§ TASK INPUTS:

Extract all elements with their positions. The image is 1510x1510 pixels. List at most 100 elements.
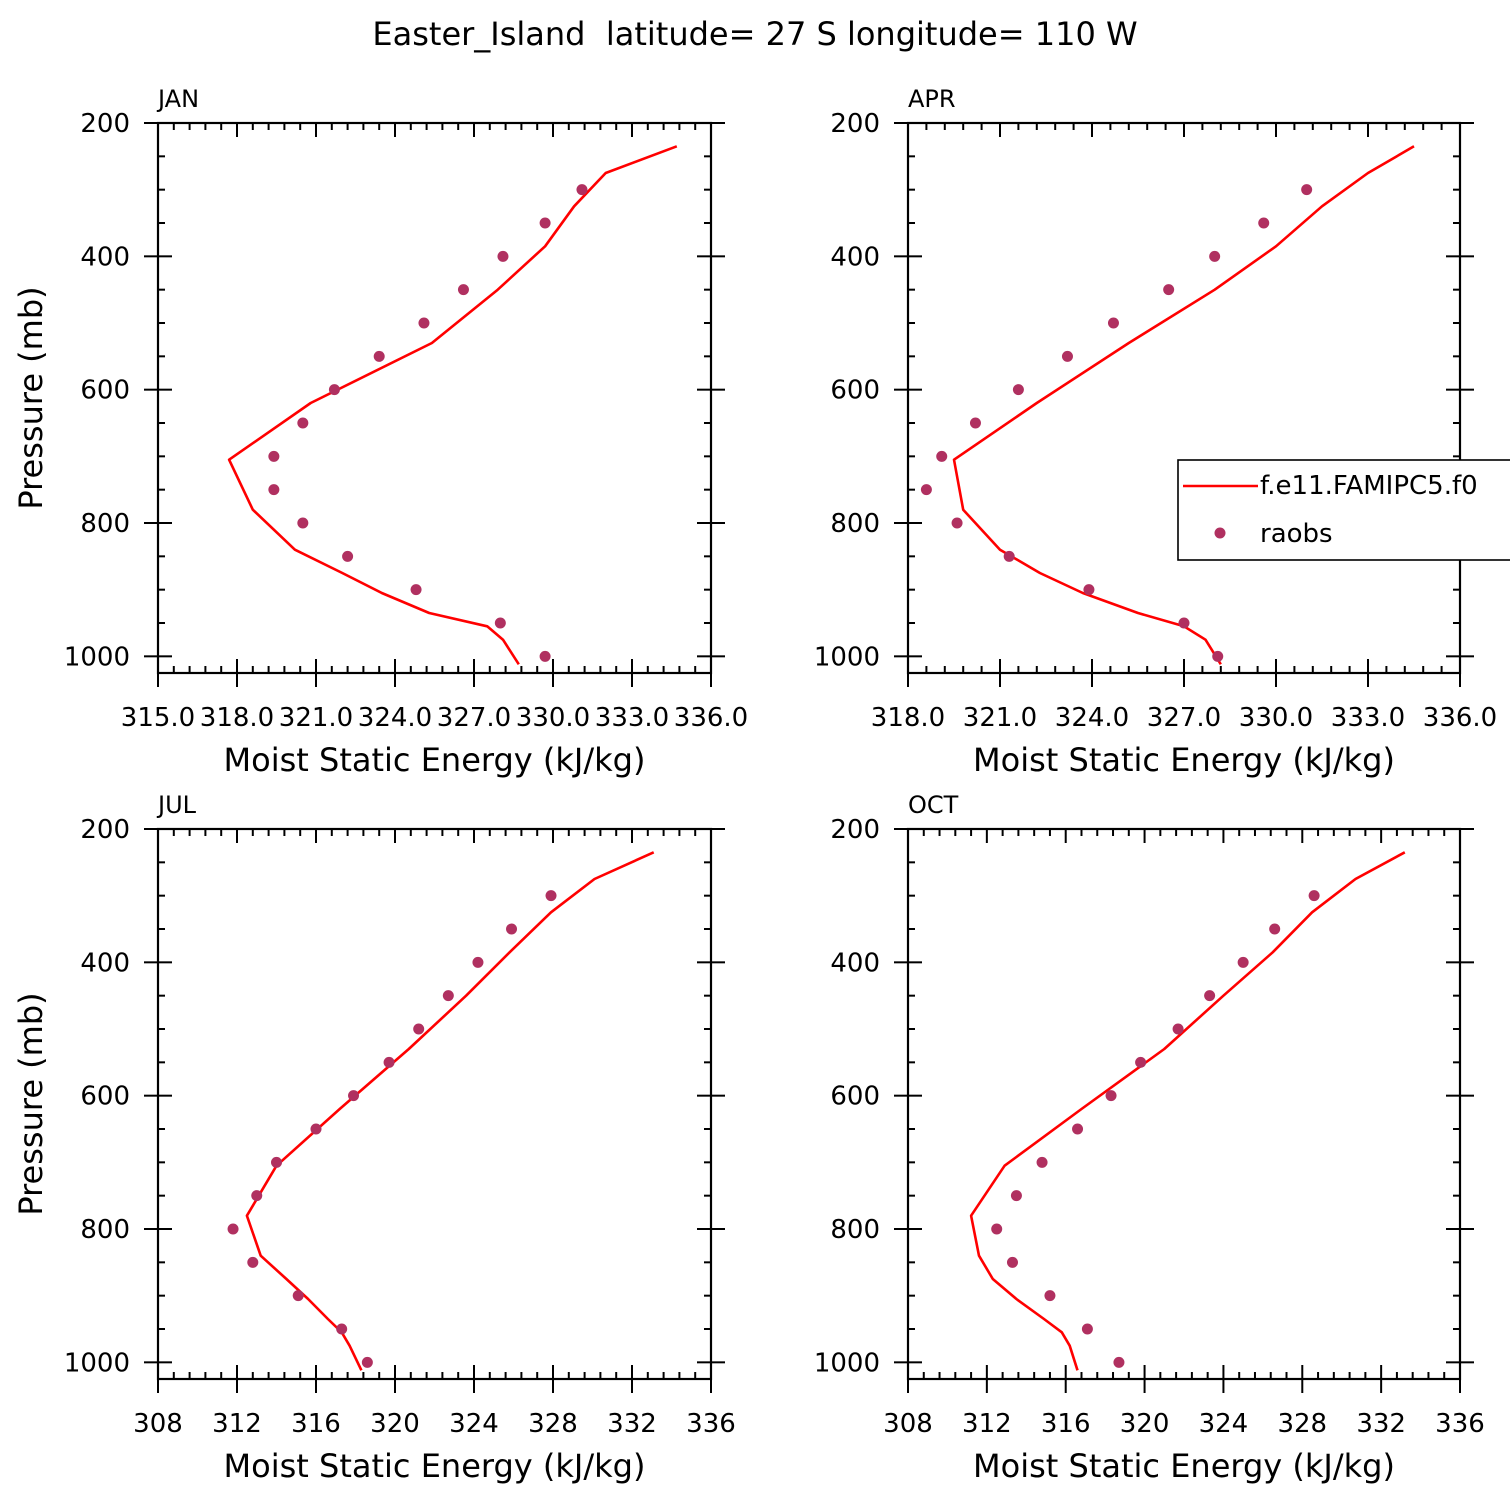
x-tick-label: 318.0 xyxy=(871,703,945,733)
x-tick-label: 321.0 xyxy=(963,703,1037,733)
raobs-point xyxy=(310,1123,322,1135)
raobs-point xyxy=(1044,1290,1056,1302)
x-tick-label: 312 xyxy=(212,1409,262,1439)
panel-label: JUL xyxy=(156,791,197,819)
raobs-point xyxy=(1107,317,1119,329)
raobs-point xyxy=(383,1056,395,1068)
panel-jul: JUL 308 312 316 320 324 328 332 336 200 400 600 800 1… xyxy=(12,791,736,1485)
x-tick-label: 327.0 xyxy=(1147,703,1221,733)
x-tick-label: 315.0 xyxy=(121,703,195,733)
x-tick-label: 308 xyxy=(883,1409,933,1439)
raobs-point xyxy=(361,1356,373,1368)
y-tick-label: 800 xyxy=(830,1215,880,1245)
figure-title: Easter_Island latitude= 27 S longitude= … xyxy=(372,15,1137,53)
x-axis-title: Moist Static Energy (kJ/kg) xyxy=(973,741,1395,779)
raobs-point xyxy=(227,1223,239,1235)
raobs-point xyxy=(539,217,551,229)
x-tick-label: 336 xyxy=(686,1409,736,1439)
x-tick-label: 336.0 xyxy=(1423,703,1497,733)
raobs-point xyxy=(1269,923,1281,935)
panel-jan: JAN 315.0 318.0 321.0 324.0 327.0 330.0 333.0 33… xyxy=(12,85,748,779)
raobs-point xyxy=(545,890,557,902)
raobs-point xyxy=(951,517,963,529)
raobs-point xyxy=(1105,1090,1117,1102)
x-tick-label: 324 xyxy=(449,1409,499,1439)
raobs-point xyxy=(413,1023,425,1035)
y-tick-label: 1000 xyxy=(64,1348,130,1378)
raobs-point xyxy=(1061,350,1073,362)
y-tick-label: 600 xyxy=(830,1082,880,1112)
raobs-point xyxy=(271,1156,282,1168)
raobs-point xyxy=(494,617,506,629)
panel-label: APR xyxy=(908,85,956,113)
raobs-point xyxy=(251,1190,263,1202)
y-tick-label: 800 xyxy=(80,1215,130,1245)
panel-label: JAN xyxy=(156,85,199,113)
x-tick-label: 336.0 xyxy=(674,703,748,733)
raobs-point xyxy=(442,990,454,1002)
legend-obs-swatch xyxy=(1214,527,1226,539)
raobs-point xyxy=(297,417,309,429)
x-tick-label: 324.0 xyxy=(358,703,432,733)
raobs-point xyxy=(1163,284,1175,296)
x-tick-label: 324.0 xyxy=(1055,703,1129,733)
raobs-point xyxy=(247,1256,259,1268)
x-tick-label: 321.0 xyxy=(279,703,353,733)
raobs-point xyxy=(1010,1190,1022,1202)
raobs-point xyxy=(1308,890,1320,902)
x-tick-label: 324 xyxy=(1199,1409,1249,1439)
raobs-point xyxy=(576,184,588,196)
raobs-point xyxy=(1301,184,1313,196)
x-tick-label: 333.0 xyxy=(595,703,669,733)
y-tick-label: 1000 xyxy=(814,1348,880,1378)
raobs-point xyxy=(1178,617,1190,629)
raobs-point xyxy=(1003,550,1015,562)
raobs-point xyxy=(348,1090,360,1102)
y-tick-label: 200 xyxy=(830,815,880,845)
x-tick-label: 336 xyxy=(1435,1409,1485,1439)
x-tick-label: 316 xyxy=(1041,1409,1091,1439)
x-tick-label: 308 xyxy=(133,1409,183,1439)
y-tick-label: 1000 xyxy=(814,642,880,672)
x-tick-label: 330.0 xyxy=(1239,703,1313,733)
x-tick-label: 318.0 xyxy=(200,703,274,733)
legend: f.e11.FAMIPC5.f0 raobs xyxy=(1177,459,1510,561)
x-tick-label: 316 xyxy=(291,1409,341,1439)
raobs-point xyxy=(539,650,551,662)
legend-obs-label: raobs xyxy=(1260,519,1333,549)
x-tick-label: 330.0 xyxy=(516,703,590,733)
x-tick-label: 312 xyxy=(962,1409,1012,1439)
y-tick-label: 800 xyxy=(830,509,880,539)
y-tick-label: 400 xyxy=(830,948,880,978)
raobs-point xyxy=(920,484,932,496)
y-tick-label: 200 xyxy=(830,109,880,139)
legend-model-label: f.e11.FAMIPC5.f0 xyxy=(1260,471,1478,501)
x-tick-label: 320 xyxy=(1120,1409,1170,1439)
raobs-point xyxy=(1209,250,1221,262)
x-tick-label: 328 xyxy=(528,1409,578,1439)
y-tick-label: 200 xyxy=(80,109,130,139)
y-tick-label: 600 xyxy=(80,1082,130,1112)
raobs-point xyxy=(472,956,484,968)
x-axis-title: Moist Static Energy (kJ/kg) xyxy=(224,1447,646,1485)
plot-frame xyxy=(906,827,1462,1381)
plot-frame xyxy=(906,121,1462,675)
raobs-point xyxy=(506,923,518,935)
raobs-point xyxy=(1083,584,1095,596)
raobs-point xyxy=(268,484,280,496)
y-tick-label: 400 xyxy=(830,242,880,272)
x-axis-title: Moist Static Energy (kJ/kg) xyxy=(224,741,646,779)
x-tick-label: 332 xyxy=(1356,1409,1406,1439)
y-tick-label: 400 xyxy=(80,948,130,978)
x-tick-label: 328 xyxy=(1277,1409,1327,1439)
raobs-point xyxy=(1072,1123,1084,1135)
raobs-point xyxy=(457,284,469,296)
panel-oct: OCT 308 312 316 320 324 328 332 336 200 400 600 800 1… xyxy=(814,791,1485,1485)
raobs-point xyxy=(373,350,385,362)
plot-frame xyxy=(156,827,713,1381)
x-tick-label: 332 xyxy=(607,1409,657,1439)
y-tick-label: 200 xyxy=(80,815,130,845)
raobs-point xyxy=(1113,1356,1125,1368)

§ WHAT YOU NEED TO DO:
Express all the records above as a JSON list of strings, one string per line, with blank lines dropped and the pictures left out.

§ TASK RESPONSE:
[
  "Extract all elements with their positions. The image is 1510x1510 pixels. List at most 100 elements.",
  "x-tick-label: 318.0 xyxy=(871,703,945,733)",
  "x-tick-label: 321.0 xyxy=(963,703,1037,733)",
  "raobs-point xyxy=(310,1123,322,1135)",
  "raobs-point xyxy=(1044,1290,1056,1302)",
  "x-tick-label: 312 xyxy=(212,1409,262,1439)",
  "panel-label: JUL xyxy=(156,791,197,819)",
  "raobs-point xyxy=(1107,317,1119,329)",
  "raobs-point xyxy=(383,1056,395,1068)",
  "panel-jul: JUL 308 312 316 320 324 328 332 336 200 400 600 800 1… xyxy=(12,791,736,1485)",
  "x-tick-label: 327.0 xyxy=(1147,703,1221,733)",
  "x-tick-label: 315.0 xyxy=(121,703,195,733)",
  "x-tick-label: 308 xyxy=(883,1409,933,1439)",
  "raobs-point xyxy=(361,1356,373,1368)",
  "y-tick-label: 800 xyxy=(830,1215,880,1245)",
  "figure-title: Easter_Island latitude= 27 S longitude= … xyxy=(372,15,1137,53)",
  "x-axis-title: Moist Static Energy (kJ/kg) xyxy=(973,741,1395,779)",
  "raobs-point xyxy=(227,1223,239,1235)",
  "raobs-point xyxy=(539,217,551,229)",
  "x-tick-label: 336 xyxy=(686,1409,736,1439)",
  "x-tick-label: 336.0 xyxy=(1423,703,1497,733)",
  "raobs-point xyxy=(1269,923,1281,935)",
  "panel-jan: JAN 315.0 318.0 321.0 324.0 327.0 330.0 333.0 33… xyxy=(12,85,748,779)",
  "raobs-point xyxy=(545,890,557,902)",
  "raobs-point xyxy=(951,517,963,529)",
  "raobs-point xyxy=(1105,1090,1117,1102)",
  "x-tick-label: 324 xyxy=(449,1409,499,1439)",
  "raobs-point xyxy=(413,1023,425,1035)",
  "y-tick-label: 1000 xyxy=(64,1348,130,1378)",
  "raobs-point xyxy=(1061,350,1073,362)",
  "y-tick-label: 600 xyxy=(830,1082,880,1112)",
  "raobs-point xyxy=(271,1156,282,1168)",
  "raobs-point xyxy=(494,617,506,629)",
  "panel-label: APR xyxy=(908,85,956,113)",
  "raobs-point xyxy=(251,1190,263,1202)",
  "y-tick-label: 800 xyxy=(80,1215,130,1245)",
  "panel-label: JAN xyxy=(156,85,199,113)",
  "x-tick-label: 336.0 xyxy=(674,703,748,733)",
  "raobs-point xyxy=(442,990,454,1002)",
  "legend-obs-swatch xyxy=(1214,527,1226,539)",
  "raobs-point xyxy=(297,417,309,429)",
  "x-tick-label: 324.0 xyxy=(358,703,432,733)",
  "raobs-point xyxy=(1163,284,1175,296)",
  "x-tick-label: 324.0 xyxy=(1055,703,1129,733)",
  "raobs-point xyxy=(247,1256,259,1268)",
  "x-tick-label: 321.0 xyxy=(279,703,353,733)",
  "raobs-point xyxy=(1010,1190,1022,1202)",
  "raobs-point xyxy=(1308,890,1320,902)",
  "x-tick-label: 324 xyxy=(1199,1409,1249,1439)",
  "raobs-point xyxy=(576,184,588,196)",
  "raobs-point xyxy=(1301,184,1313,196)",
  "x-tick-label: 333.0 xyxy=(595,703,669,733)",
  "y-tick-label: 1000 xyxy=(814,1348,880,1378)",
  "raobs-point xyxy=(1178,617,1190,629)",
  "raobs-point xyxy=(1003,550,1015,562)",
  "raobs-point xyxy=(348,1090,360,1102)",
  "y-tick-label: 200 xyxy=(830,815,880,845)",
  "x-tick-label: 336 xyxy=(1435,1409,1485,1439)",
  "x-tick-label: 316 xyxy=(1041,1409,1091,1439)",
  "x-tick-label: 308 xyxy=(133,1409,183,1439)",
  "y-tick-label: 1000 xyxy=(814,642,880,672)",
  "x-tick-label: 330.0 xyxy=(1239,703,1313,733)",
  "x-tick-label: 318.0 xyxy=(200,703,274,733)",
  "legend: f.e11.FAMIPC5.f0 raobs xyxy=(1177,459,1510,561)",
  "x-tick-label: 316 xyxy=(291,1409,341,1439)",
  "raobs-point xyxy=(539,650,551,662)",
  "legend-obs-label: raobs xyxy=(1260,519,1333,549)",
  "x-tick-label: 330.0 xyxy=(516,703,590,733)",
  "x-tick-label: 312 xyxy=(962,1409,1012,1439)",
  "y-tick-label: 800 xyxy=(830,509,880,539)",
  "y-tick-label: 400 xyxy=(830,948,880,978)",
  "raobs-point xyxy=(920,484,932,496)",
  "y-tick-label: 200 xyxy=(830,109,880,139)",
  "legend-model-label: f.e11.FAMIPC5.f0 xyxy=(1260,471,1478,501)",
  "x-tick-label: 320 xyxy=(1120,1409,1170,1439)",
  "raobs-point xyxy=(1209,250,1221,262)",
  "x-tick-label: 328 xyxy=(528,1409,578,1439)",
  "y-tick-label: 200 xyxy=(80,109,130,139)",
  "y-tick-label: 600 xyxy=(80,1082,130,1112)",
  "raobs-point xyxy=(472,956,484,968)",
  "x-axis-title: Moist Static Energy (kJ/kg) xyxy=(224,1447,646,1485)",
  "plot-frame xyxy=(906,827,1462,1381)",
  "plot-frame xyxy=(906,121,1462,675)",
  "raobs-point xyxy=(506,923,518,935)",
  "raobs-point xyxy=(1083,584,1095,596)",
  "raobs-point xyxy=(268,484,280,496)",
  "y-tick-label: 400 xyxy=(830,242,880,272)",
  "x-axis-title: Moist Static Energy (kJ/kg) xyxy=(224,741,646,779)",
  "x-tick-label: 332 xyxy=(1356,1409,1406,1439)",
  "y-tick-label: 400 xyxy=(80,948,130,978)",
  "x-tick-label: 328 xyxy=(1277,1409,1327,1439)",
  "raobs-point xyxy=(1072,1123,1084,1135)",
  "raobs-point xyxy=(457,284,469,296)",
  "panel-oct: OCT 308 312 316 320 324 328 332 336 200 400 600 800 1… xyxy=(814,791,1485,1485)",
  "raobs-point xyxy=(373,350,385,362)",
  "plot-frame xyxy=(156,827,713,1381)",
  "x-tick-label: 332 xyxy=(607,1409,657,1439)",
  "y-tick-label: 200 xyxy=(80,815,130,845)",
  "raobs-point xyxy=(1113,1356,1125,1368)"
]